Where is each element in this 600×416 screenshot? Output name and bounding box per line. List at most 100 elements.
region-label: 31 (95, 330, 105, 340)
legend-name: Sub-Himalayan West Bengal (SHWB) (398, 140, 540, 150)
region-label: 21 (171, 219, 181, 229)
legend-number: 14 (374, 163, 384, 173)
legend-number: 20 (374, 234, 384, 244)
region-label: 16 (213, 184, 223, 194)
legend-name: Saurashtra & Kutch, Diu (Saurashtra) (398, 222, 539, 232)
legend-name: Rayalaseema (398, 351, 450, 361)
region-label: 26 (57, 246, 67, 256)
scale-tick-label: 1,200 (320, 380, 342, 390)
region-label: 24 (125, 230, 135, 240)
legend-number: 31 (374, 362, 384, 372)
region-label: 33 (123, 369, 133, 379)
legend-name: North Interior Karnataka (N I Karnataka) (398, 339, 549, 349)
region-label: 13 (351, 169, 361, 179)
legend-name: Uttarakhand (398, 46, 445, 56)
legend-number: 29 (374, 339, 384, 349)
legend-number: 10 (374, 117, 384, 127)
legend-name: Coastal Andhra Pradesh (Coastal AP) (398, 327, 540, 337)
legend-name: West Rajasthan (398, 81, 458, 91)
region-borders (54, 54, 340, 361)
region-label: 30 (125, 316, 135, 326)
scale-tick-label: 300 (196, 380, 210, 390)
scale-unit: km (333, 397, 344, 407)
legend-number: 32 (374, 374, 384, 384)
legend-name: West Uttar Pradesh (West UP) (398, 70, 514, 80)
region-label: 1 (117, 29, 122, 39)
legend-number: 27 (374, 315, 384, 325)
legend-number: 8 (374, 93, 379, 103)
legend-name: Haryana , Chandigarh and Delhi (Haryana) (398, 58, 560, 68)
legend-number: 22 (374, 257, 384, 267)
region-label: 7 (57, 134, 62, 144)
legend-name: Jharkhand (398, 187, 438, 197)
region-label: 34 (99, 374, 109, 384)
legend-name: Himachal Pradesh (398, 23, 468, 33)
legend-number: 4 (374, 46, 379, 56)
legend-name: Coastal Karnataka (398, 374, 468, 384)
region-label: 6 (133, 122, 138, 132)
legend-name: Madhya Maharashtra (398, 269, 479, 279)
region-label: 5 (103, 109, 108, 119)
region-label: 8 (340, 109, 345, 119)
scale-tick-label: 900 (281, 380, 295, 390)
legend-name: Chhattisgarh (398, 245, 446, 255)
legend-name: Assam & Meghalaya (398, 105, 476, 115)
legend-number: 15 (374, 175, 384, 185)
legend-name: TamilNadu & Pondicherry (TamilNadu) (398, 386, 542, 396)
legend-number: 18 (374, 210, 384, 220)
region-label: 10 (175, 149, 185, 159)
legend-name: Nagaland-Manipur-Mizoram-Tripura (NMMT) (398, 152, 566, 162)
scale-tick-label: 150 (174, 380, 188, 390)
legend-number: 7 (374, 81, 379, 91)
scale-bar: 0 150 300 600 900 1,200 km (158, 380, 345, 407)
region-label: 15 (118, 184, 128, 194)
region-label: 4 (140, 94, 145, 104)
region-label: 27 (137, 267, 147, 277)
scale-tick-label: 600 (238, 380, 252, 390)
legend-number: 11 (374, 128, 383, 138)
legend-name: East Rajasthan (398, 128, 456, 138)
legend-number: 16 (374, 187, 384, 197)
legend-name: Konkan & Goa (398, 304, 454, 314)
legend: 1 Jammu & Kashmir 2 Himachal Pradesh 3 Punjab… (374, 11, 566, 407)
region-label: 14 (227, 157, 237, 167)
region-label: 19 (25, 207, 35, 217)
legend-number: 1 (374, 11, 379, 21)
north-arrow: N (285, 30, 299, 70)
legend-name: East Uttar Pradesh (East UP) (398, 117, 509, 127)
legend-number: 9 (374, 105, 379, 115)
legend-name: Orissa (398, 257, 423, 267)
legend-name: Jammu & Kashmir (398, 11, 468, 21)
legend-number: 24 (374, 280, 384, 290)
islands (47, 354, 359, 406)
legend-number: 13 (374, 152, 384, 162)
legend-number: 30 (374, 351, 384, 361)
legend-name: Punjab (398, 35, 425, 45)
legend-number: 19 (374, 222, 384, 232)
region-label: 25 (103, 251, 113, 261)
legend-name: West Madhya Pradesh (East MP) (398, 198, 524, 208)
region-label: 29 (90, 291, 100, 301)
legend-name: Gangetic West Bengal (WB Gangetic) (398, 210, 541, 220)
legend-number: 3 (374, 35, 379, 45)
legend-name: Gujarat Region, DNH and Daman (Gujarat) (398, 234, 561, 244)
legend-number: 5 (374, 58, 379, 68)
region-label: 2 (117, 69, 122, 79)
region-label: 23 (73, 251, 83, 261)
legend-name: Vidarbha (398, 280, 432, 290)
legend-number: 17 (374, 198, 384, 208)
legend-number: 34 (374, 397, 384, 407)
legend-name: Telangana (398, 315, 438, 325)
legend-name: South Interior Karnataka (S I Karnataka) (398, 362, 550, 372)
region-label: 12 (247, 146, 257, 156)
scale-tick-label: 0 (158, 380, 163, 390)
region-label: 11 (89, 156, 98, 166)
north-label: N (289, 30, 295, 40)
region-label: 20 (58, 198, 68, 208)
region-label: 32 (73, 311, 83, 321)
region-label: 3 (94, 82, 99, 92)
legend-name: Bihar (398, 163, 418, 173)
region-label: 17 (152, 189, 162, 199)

■ ■ ■ ■ ■

Exercise directions ->
Present all the entries above as a numbered list, leaving out any blank lines.

Task output ->
1. Where is each element in this 600×416 screenshot? Output name and bounding box per line. List at most 100 elements.
2. region-label: 31 (95, 330, 105, 340)
3. legend-name: Sub-Himalayan West Bengal (SHWB) (398, 140, 540, 150)
4. region-label: 21 (171, 219, 181, 229)
5. legend-number: 14 (374, 163, 384, 173)
6. legend-number: 20 (374, 234, 384, 244)
7. region-label: 16 (213, 184, 223, 194)
8. legend-name: Saurashtra & Kutch, Diu (Saurashtra) (398, 222, 539, 232)
9. legend-name: Rayalaseema (398, 351, 450, 361)
10. region-label: 26 (57, 246, 67, 256)
11. scale-tick-label: 1,200 (320, 380, 342, 390)
12. region-label: 24 (125, 230, 135, 240)
13. legend-number: 31 (374, 362, 384, 372)
14. region-label: 33 (123, 369, 133, 379)
15. legend-name: North Interior Karnataka (N I Karnataka) (398, 339, 549, 349)
16. region-label: 13 (351, 169, 361, 179)
17. legend-name: Uttarakhand (398, 46, 445, 56)
18. legend-number: 29 (374, 339, 384, 349)
19. legend-number: 10 (374, 117, 384, 127)
20. legend-name: Coastal Andhra Pradesh (Coastal AP) (398, 327, 540, 337)
21. legend-name: West Rajasthan (398, 81, 458, 91)
22. region-borders (54, 54, 340, 361)
23. region-label: 30 (125, 316, 135, 326)
24. scale-tick-label: 300 (196, 380, 210, 390)
25. scale-unit: km (333, 397, 344, 407)
26. legend-number: 32 (374, 374, 384, 384)
27. legend-name: West Uttar Pradesh (West UP) (398, 70, 514, 80)
28. region-label: 1 (117, 29, 122, 39)
29. legend-number: 27 (374, 315, 384, 325)
30. legend-number: 8 (374, 93, 379, 103)
31. legend-name: Haryana , Chandigarh and Delhi (Haryana) (398, 58, 560, 68)
32. legend-number: 22 (374, 257, 384, 267)
33. region-label: 7 (57, 134, 62, 144)
34. legend-name: Jharkhand (398, 187, 438, 197)
35. region-label: 34 (99, 374, 109, 384)
36. legend-name: Himachal Pradesh (398, 23, 468, 33)
37. legend-number: 4 (374, 46, 379, 56)
38. legend-name: Coastal Karnataka (398, 374, 468, 384)
39. region-label: 6 (133, 122, 138, 132)
40. legend-name: Madhya Maharashtra (398, 269, 479, 279)
41. region-label: 5 (103, 109, 108, 119)
42. region-label: 8 (340, 109, 345, 119)
43. scale-tick-label: 900 (281, 380, 295, 390)
44. legend-name: Chhattisgarh (398, 245, 446, 255)
45. legend-name: Assam & Meghalaya (398, 105, 476, 115)
46. legend-number: 15 (374, 175, 384, 185)
47. legend-name: TamilNadu & Pondicherry (TamilNadu) (398, 386, 542, 396)
48. legend-number: 18 (374, 210, 384, 220)
49. region-label: 10 (175, 149, 185, 159)
50. legend-name: Nagaland-Manipur-Mizoram-Tripura (NMMT) (398, 152, 566, 162)
51. scale-tick-label: 150 (174, 380, 188, 390)
52. legend-number: 7 (374, 81, 379, 91)
53. scale-bar: 0 150 300 600 900 1,200 km (158, 380, 345, 407)
54. region-label: 15 (118, 184, 128, 194)
55. region-label: 4 (140, 94, 145, 104)
56. region-label: 27 (137, 267, 147, 277)
57. scale-tick-label: 600 (238, 380, 252, 390)
58. legend-number: 11 (374, 128, 383, 138)
59. legend-name: East Rajasthan (398, 128, 456, 138)
60. legend-number: 16 (374, 187, 384, 197)
61. legend-name: Konkan & Goa (398, 304, 454, 314)
62. legend: 1 Jammu & Kashmir 2 Himachal Pradesh 3 Punjab… (374, 11, 566, 407)
63. region-label: 14 (227, 157, 237, 167)
64. region-label: 19 (25, 207, 35, 217)
65. legend-number: 1 (374, 11, 379, 21)
66. north-arrow: N (285, 30, 299, 70)
67. legend-name: East Uttar Pradesh (East UP) (398, 117, 509, 127)
68. legend-number: 9 (374, 105, 379, 115)
69. legend-name: Orissa (398, 257, 423, 267)
70. legend-name: Jammu & Kashmir (398, 11, 468, 21)
71. legend-number: 24 (374, 280, 384, 290)
72. islands (47, 354, 359, 406)
73. legend-number: 13 (374, 152, 384, 162)
74. legend-number: 30 (374, 351, 384, 361)
75. legend-name: Punjab (398, 35, 425, 45)
76. legend-number: 19 (374, 222, 384, 232)
77. region-label: 25 (103, 251, 113, 261)
78. legend-name: West Madhya Pradesh (East MP) (398, 198, 524, 208)
79. region-label: 29 (90, 291, 100, 301)
80. legend-name: Gangetic West Bengal (WB Gangetic) (398, 210, 541, 220)
81. legend-number: 3 (374, 35, 379, 45)
82. legend-name: Gujarat Region, DNH and Daman (Gujarat) (398, 234, 561, 244)
83. legend-number: 5 (374, 58, 379, 68)
84. region-label: 2 (117, 69, 122, 79)
85. region-label: 23 (73, 251, 83, 261)
86. legend-name: Vidarbha (398, 280, 432, 290)
87. legend-number: 17 (374, 198, 384, 208)
88. legend-number: 34 (374, 397, 384, 407)
89. legend-name: Telangana (398, 315, 438, 325)
90. legend-name: South Interior Karnataka (S I Karnataka) (398, 362, 550, 372)
91. region-label: 12 (247, 146, 257, 156)
92. scale-tick-label: 0 (158, 380, 163, 390)
93. region-label: 11 (89, 156, 98, 166)
94. north-label: N (289, 30, 295, 40)
95. region-label: 20 (58, 198, 68, 208)
96. region-label: 32 (73, 311, 83, 321)
97. region-label: 3 (94, 82, 99, 92)
98. legend-name: Bihar (398, 163, 418, 173)
99. region-label: 17 (152, 189, 162, 199)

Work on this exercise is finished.